> Given request: Repeat the material verbatim. Images are excluded from the copy.

> Given records:
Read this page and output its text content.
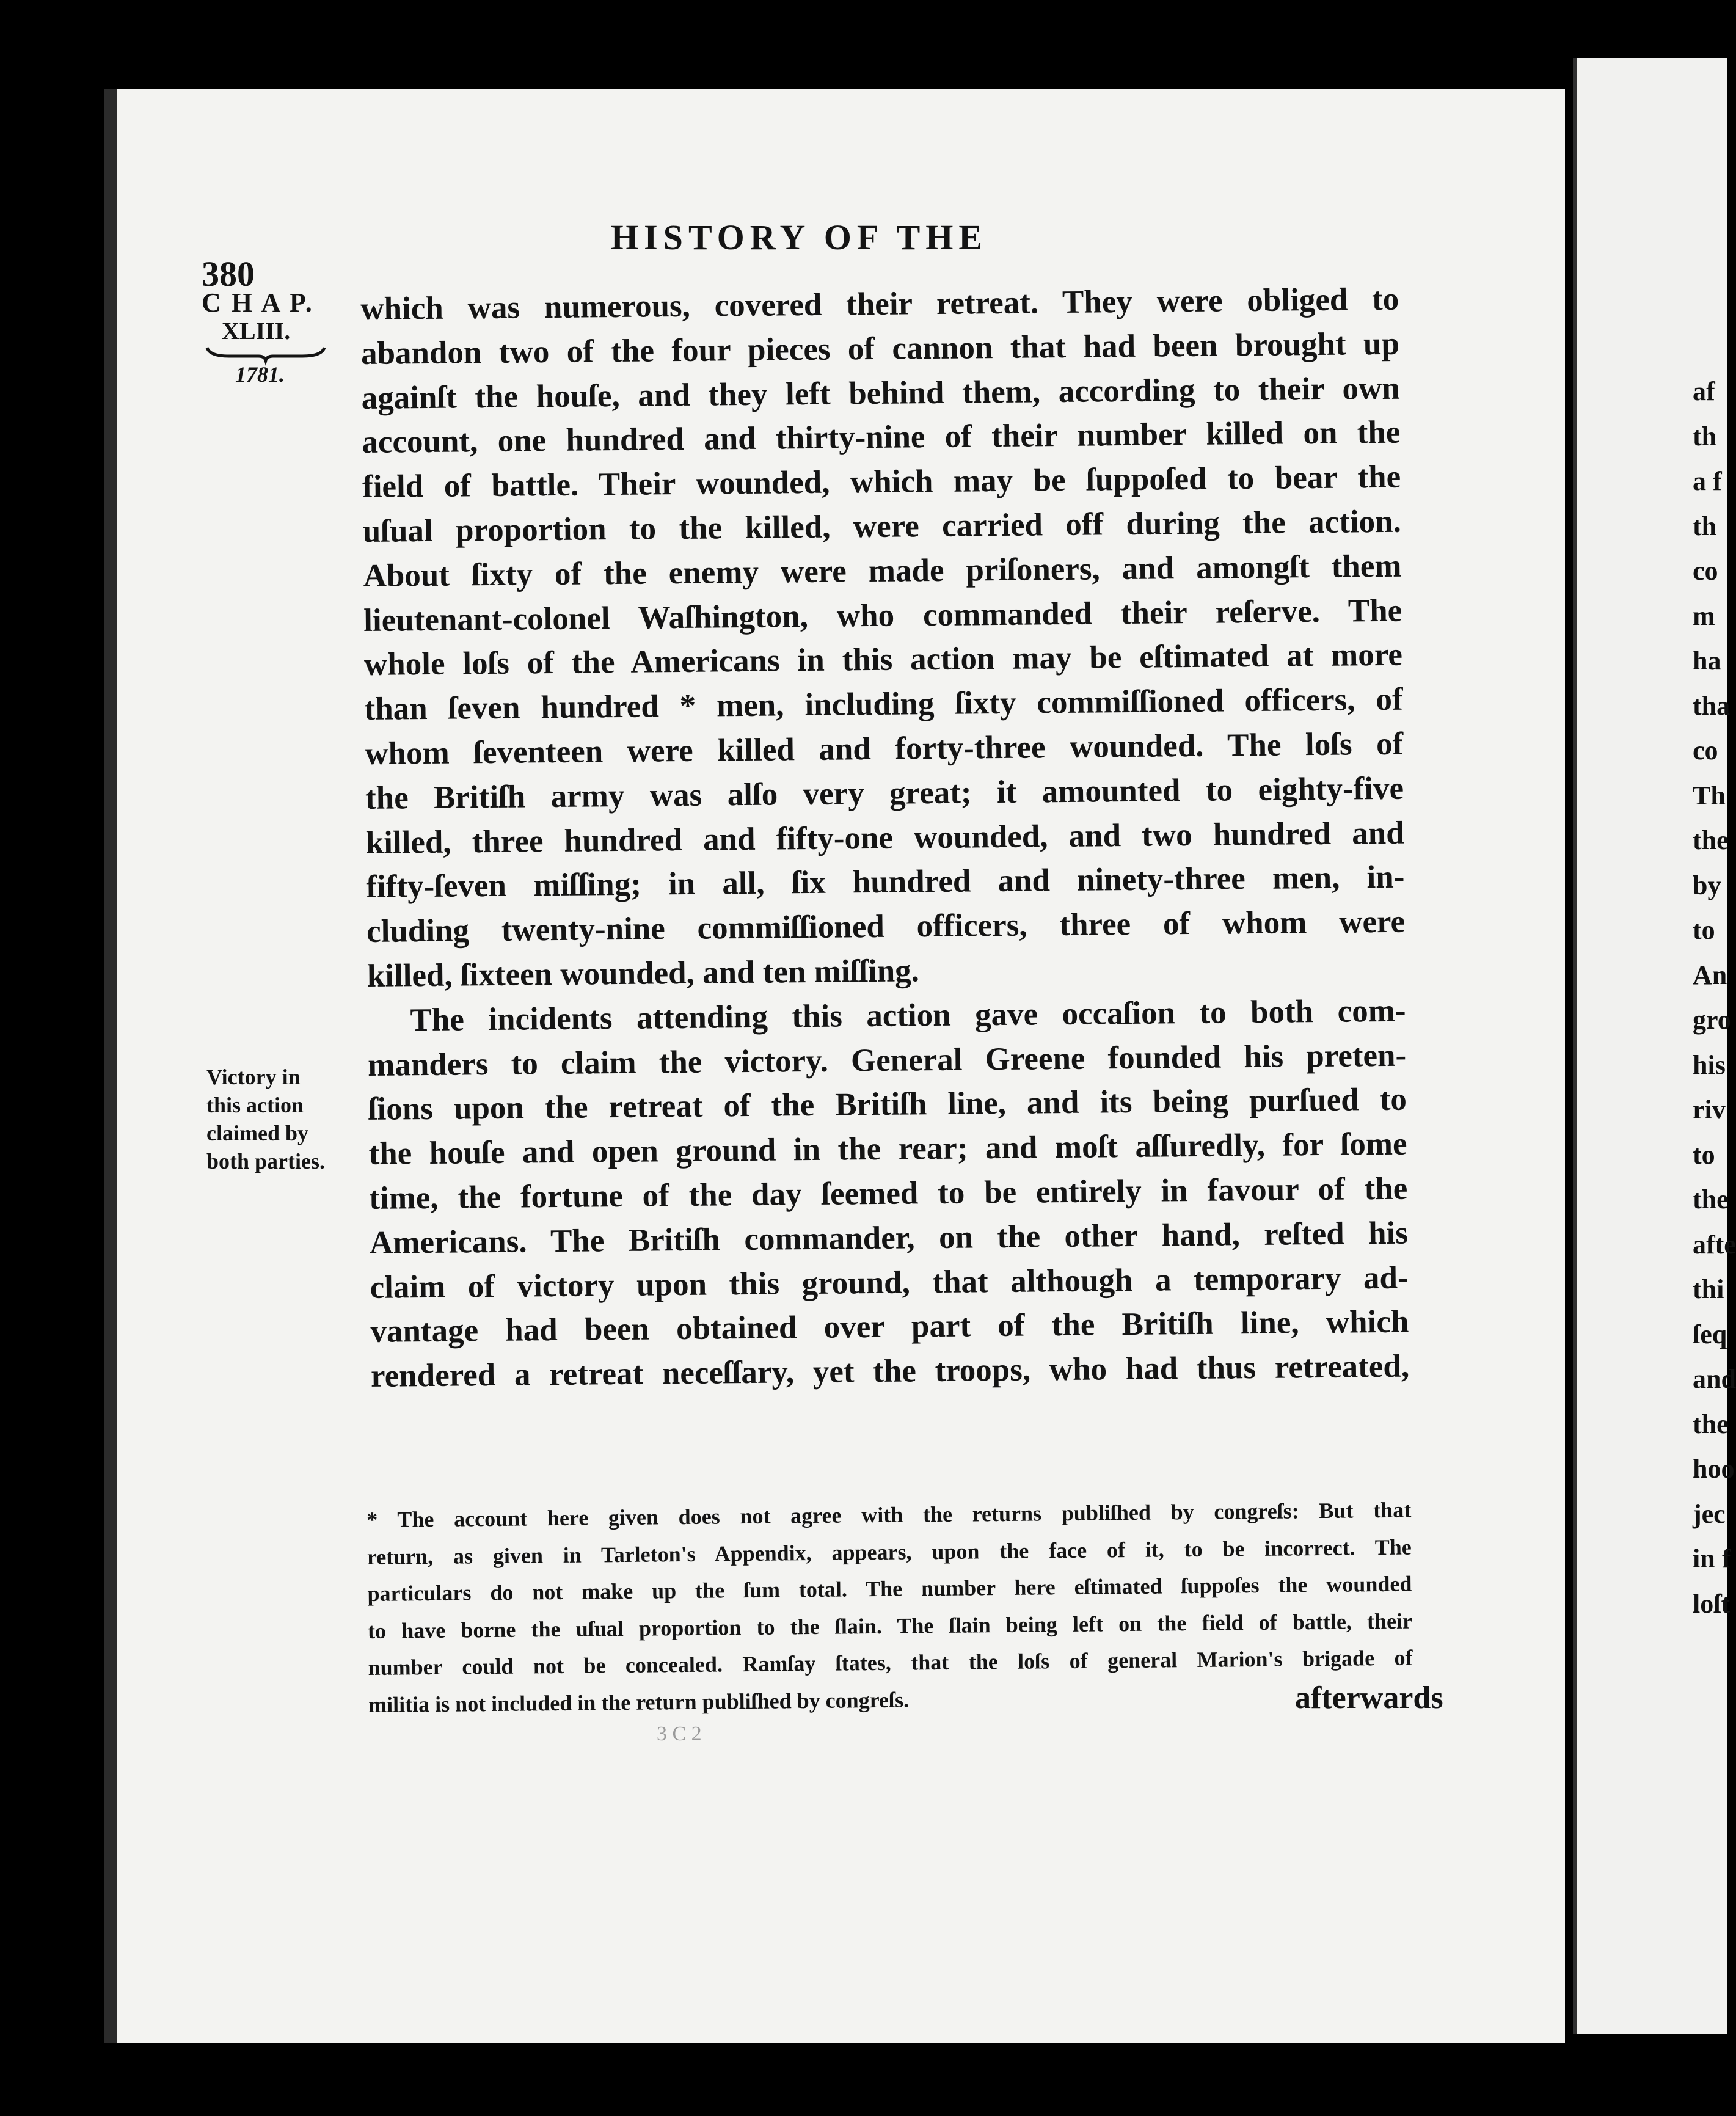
af
th
a f
th
co
m
ha
tha
co
Th
the
by
to
An
gro
his
riv
to
the
afte
thi
ſeq
and
the
hoo
jec
in f
loſt
HISTORY OF THE
380
C H A P.
XLIII.
1781.
which was numerous, covered their retreat. They were obliged to
abandon two of the four pieces of cannon that had been brought up
againſt the houſe, and they left behind them, according to their own
account, one hundred and thirty-nine of their number killed on the
field of battle. Their wounded, which may be ſuppoſed to bear the
uſual proportion to the killed, were carried off during the action.
About ſixty of the enemy were made priſoners, and amongſt them
lieutenant-colonel Waſhington, who commanded their reſerve. The
whole loſs of the Americans in this action may be eſtimated at more
than ſeven hundred * men, including ſixty commiſſioned officers, of
whom ſeventeen were killed and forty-three wounded. The loſs of
the Britiſh army was alſo very great; it amounted to eighty-five
killed, three hundred and fifty-one wounded, and two hundred and
fifty-ſeven miſſing; in all, ſix hundred and ninety-three men, in-
cluding twenty-nine commiſſioned officers, three of whom were
killed, ſixteen wounded, and ten miſſing.
The incidents attending this action gave occaſion to both com-
manders to claim the victory. General Greene founded his preten-
ſions upon the retreat of the Britiſh line, and its being purſued to
the houſe and open ground in the rear; and moſt aſſuredly, for ſome
time, the fortune of the day ſeemed to be entirely in favour of the
Americans. The Britiſh commander, on the other hand, reſted his
claim of victory upon this ground, that although a temporary ad-
vantage had been obtained over part of the Britiſh line, which
rendered a retreat neceſſary, yet the troops, who had thus retreated,
Victory in
this action
claimed by
both parties.
* The account here given does not agree with the returns publiſhed by congreſs: But that
return, as given in Tarleton's Appendix, appears, upon the face of it, to be incorrect. The
particulars do not make up the ſum total. The number here eſtimated ſuppoſes the wounded
to have borne the uſual proportion to the ſlain. The ſlain being left on the field of battle, their
number could not be concealed. Ramſay ſtates, that the loſs of general Marion's brigade of
militia is not included in the return publiſhed by congreſs.	afterwards
3 C 2
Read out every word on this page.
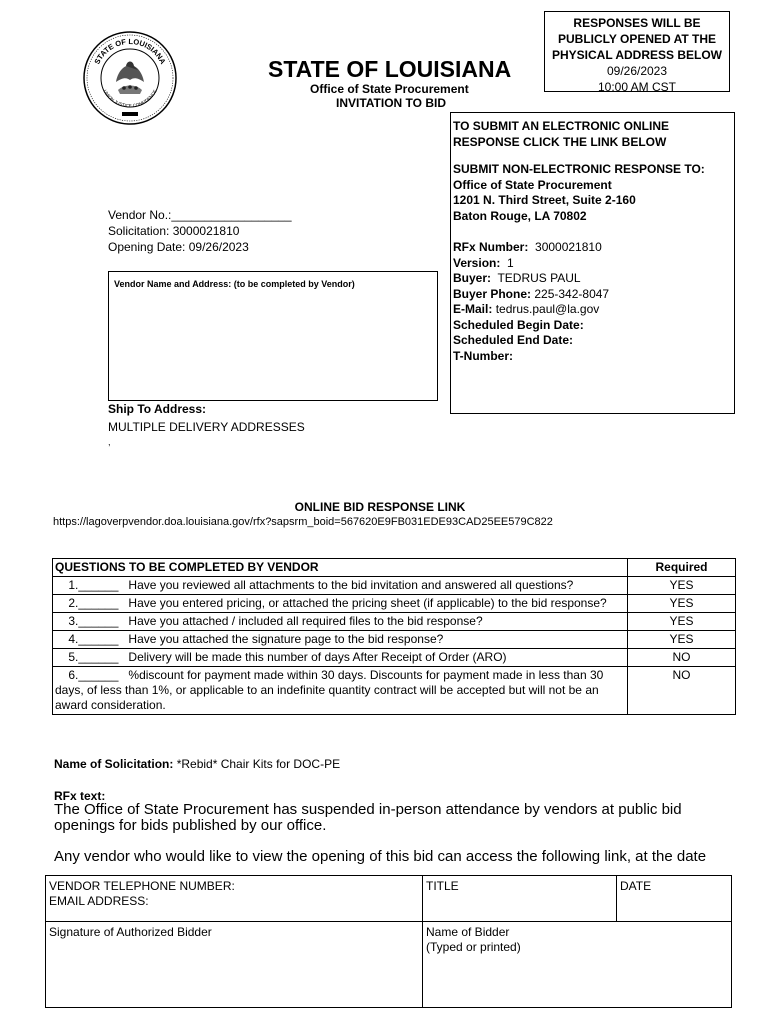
STATE OF LOUISIANA
UNION JUSTICE CONFIDENCE
STATE OF LOUISIANA
Office of State Procurement
INVITATION TO BID
RESPONSES WILL BE
PUBLICLY OPENED AT THE
PHYSICAL ADDRESS BELOW
09/26/2023
10:00 AM CST
TO SUBMIT AN ELECTRONIC ONLINE
RESPONSE CLICK THE LINK BELOW
SUBMIT NON-ELECTRONIC RESPONSE TO:
Office of State Procurement
1201 N. Third Street, Suite 2-160
Baton Rouge, LA 70802
RFx Number: 3000021810
Version: 1
Buyer: TEDRUS PAUL
Buyer Phone: 225-342-8047
E-Mail: tedrus.paul@la.gov
Scheduled Begin Date:
Scheduled End Date:
T-Number:
Vendor No.:__________________
Solicitation: 3000021810
Opening Date: 09/26/2023
Vendor Name and Address: (to be completed by Vendor)
Ship To Address:
MULTIPLE DELIVERY ADDRESSES
,
ONLINE BID RESPONSE LINK
https://lagoverpvendor.doa.louisiana.gov/rfx?sapsrm_boid=567620E9FB031EDE93CAD25EE579C822
QUESTIONS TO BE COMPLETED BY VENDOR	Required
1.______   Have you reviewed all attachments to the bid invitation and answered all questions?	YES
2.______   Have you entered pricing, or attached the pricing sheet (if applicable) to the bid response?	YES
3.______   Have you attached / included all required files to the bid response?	YES
4.______   Have you attached the signature page to the bid response?	YES
5.______   Delivery will be made this number of days After Receipt of Order (ARO)	NO
6.______   %discount for payment made within 30 days. Discounts for payment made in less than 30 days, of less than 1%, or applicable to an indefinite quantity contract will be accepted but will not be an award consideration.	NO
Name of Solicitation: *Rebid* Chair Kits for DOC-PE
RFx text:
The Office of State Procurement has suspended in-person attendance by vendors at public bid openings for bids published by our office.
Any vendor who would like to view the opening of this bid can access the following link, at the date
VENDOR TELEPHONE NUMBER:
EMAIL ADDRESS:	TITLE	DATE

Signature of Authorized Bidder	Name of Bidder
(Typed or printed)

> Expected answer:
Read this page and output its text content.
af
th
a f
th
co
m
ha
tha
co
Th
the
by
to
An
gro
his
riv
to
the
afte
thi
ſeq
and
the
hoo
jec
in f
loſt
HISTORY OF THE
380
C H A P.
XLIII.
1781.
which was numerous, covered their retreat. They were obliged to
abandon two of the four pieces of cannon that had been brought up
againſt the houſe, and they left behind them, according to their own
account, one hundred and thirty-nine of their number killed on the
field of battle. Their wounded, which may be ſuppoſed to bear the
uſual proportion to the killed, were carried off during the action.
About ſixty of the enemy were made priſoners, and amongſt them
lieutenant-colonel Waſhington, who commanded their reſerve. The
whole loſs of the Americans in this action may be eſtimated at more
than ſeven hundred * men, including ſixty commiſſioned officers, of
whom ſeventeen were killed and forty-three wounded. The loſs of
the Britiſh army was alſo very great; it amounted to eighty-five
killed, three hundred and fifty-one wounded, and two hundred and
fifty-ſeven miſſing; in all, ſix hundred and ninety-three men, in-
cluding twenty-nine commiſſioned officers, three of whom were
killed, ſixteen wounded, and ten miſſing.
The incidents attending this action gave occaſion to both com-
manders to claim the victory. General Greene founded his preten-
ſions upon the retreat of the Britiſh line, and its being purſued to
the houſe and open ground in the rear; and moſt aſſuredly, for ſome
time, the fortune of the day ſeemed to be entirely in favour of the
Americans. The Britiſh commander, on the other hand, reſted his
claim of victory upon this ground, that although a temporary ad-
vantage had been obtained over part of the Britiſh line, which
rendered a retreat neceſſary, yet the troops, who had thus retreated,
Victory in
this action
claimed by
both parties.
* The account here given does not agree with the returns publiſhed by congreſs: But that
return, as given in Tarleton's Appendix, appears, upon the face of it, to be incorrect. The
particulars do not make up the ſum total. The number here eſtimated ſuppoſes the wounded
to have borne the uſual proportion to the ſlain. The ſlain being left on the field of battle, their
number could not be concealed. Ramſay ſtates, that the loſs of general Marion's brigade of
militia is not included in the return publiſhed by congreſs.	afterwards
3 C 2
Read out every word on this page.
STATE OF LOUISIANA
UNION JUSTICE CONFIDENCE
STATE OF LOUISIANA
Office of State Procurement
INVITATION TO BID
RESPONSES WILL BE
PUBLICLY OPENED AT THE
PHYSICAL ADDRESS BELOW
09/26/2023
10:00 AM CST
TO SUBMIT AN ELECTRONIC ONLINE
RESPONSE CLICK THE LINK BELOW
SUBMIT NON-ELECTRONIC RESPONSE TO:
Office of State Procurement
1201 N. Third Street, Suite 2-160
Baton Rouge, LA 70802
RFx Number: 3000021810
Version: 1
Buyer: TEDRUS PAUL
Buyer Phone: 225-342-8047
E-Mail: tedrus.paul@la.gov
Scheduled Begin Date:
Scheduled End Date:
T-Number:
Vendor No.:__________________
Solicitation: 3000021810
Opening Date: 09/26/2023
Vendor Name and Address: (to be completed by Vendor)
Ship To Address:
MULTIPLE DELIVERY ADDRESSES
,
ONLINE BID RESPONSE LINK
https://lagoverpvendor.doa.louisiana.gov/rfx?sapsrm_boid=567620E9FB031EDE93CAD25EE579C822
QUESTIONS TO BE COMPLETED BY VENDOR	Required
1.______   Have you reviewed all attachments to the bid invitation and answered all questions?	YES
2.______   Have you entered pricing, or attached the pricing sheet (if applicable) to the bid response?	YES
3.______   Have you attached / included all required files to the bid response?	YES
4.______   Have you attached the signature page to the bid response?	YES
5.______   Delivery will be made this number of days After Receipt of Order (ARO)	NO
6.______   %discount for payment made within 30 days. Discounts for payment made in less than 30 days, of less than 1%, or applicable to an indefinite quantity contract will be accepted but will not be an award consideration.	NO
Name of Solicitation: *Rebid* Chair Kits for DOC-PE
RFx text:
The Office of State Procurement has suspended in-person attendance by vendors at public bid openings for bids published by our office.
Any vendor who would like to view the opening of this bid can access the following link, at the date
VENDOR TELEPHONE NUMBER:
EMAIL ADDRESS:	TITLE	DATE

Signature of Authorized Bidder	Name of Bidder
(Typed or printed)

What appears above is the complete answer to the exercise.